Stated task:
Each entry below is to be given again word for word, with no pictures.

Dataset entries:
========================
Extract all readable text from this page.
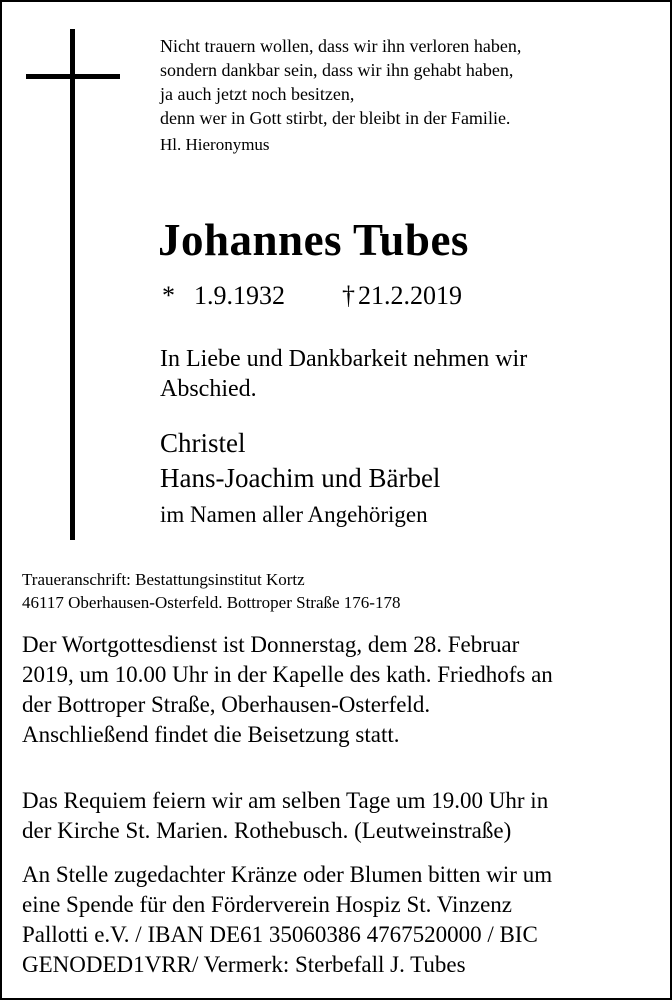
Nicht trauern wollen, dass wir ihn verloren haben,
sondern dankbar sein, dass wir ihn gehabt haben,
ja auch jetzt noch besitzen,
denn wer in Gott stirbt, der bleibt in der Familie.
Hl. Hieronymus
Johannes Tubes
* 1.9.1932 † 21.2.2019
In Liebe und Dankbarkeit nehmen wir Abschied.
Christel
Hans-Joachim und Bärbel
im Namen aller Angehörigen
Traueranschrift: Bestattungsinstitut Kortz
46117 Oberhausen-Osterfeld. Bottroper Straße 176-178
Der Wortgottesdienst ist Donnerstag, dem 28. Februar
2019, um 10.00 Uhr in der Kapelle des kath. Friedhofs an
der Bottroper Straße, Oberhausen-Osterfeld.
Anschließend findet die Beisetzung statt.
Das Requiem feiern wir am selben Tage um 19.00 Uhr in
der Kirche St. Marien. Rothebusch. (Leutweinstraße)
An Stelle zugedachter Kränze oder Blumen bitten wir um
eine Spende für den Förderverein Hospiz St. Vinzenz
Pallotti e.V. / IBAN DE61 35060386 4767520000 / BIC
GENODED1VRR/ Vermerk: Sterbefall J. Tubes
========================
Solution:
Extract all readable text from this page.
Nicht trauern wollen, dass wir ihn verloren haben,
sondern dankbar sein, dass wir ihn gehabt haben,
ja auch jetzt noch besitzen,
denn wer in Gott stirbt, der bleibt in der Familie.
Hl. Hieronymus
Johannes Tubes
* 1.9.1932 † 21.2.2019
In Liebe und Dankbarkeit nehmen wir Abschied.
Christel
Hans-Joachim und Bärbel
im Namen aller Angehörigen
Traueranschrift: Bestattungsinstitut Kortz
46117 Oberhausen-Osterfeld. Bottroper Straße 176-178
Der Wortgottesdienst ist Donnerstag, dem 28. Februar
2019, um 10.00 Uhr in der Kapelle des kath. Friedhofs an
der Bottroper Straße, Oberhausen-Osterfeld.
Anschließend findet die Beisetzung statt.
Das Requiem feiern wir am selben Tage um 19.00 Uhr in
der Kirche St. Marien. Rothebusch. (Leutweinstraße)
An Stelle zugedachter Kränze oder Blumen bitten wir um
eine Spende für den Förderverein Hospiz St. Vinzenz
Pallotti e.V. / IBAN DE61 35060386 4767520000 / BIC
GENODED1VRR/ Vermerk: Sterbefall J. Tubes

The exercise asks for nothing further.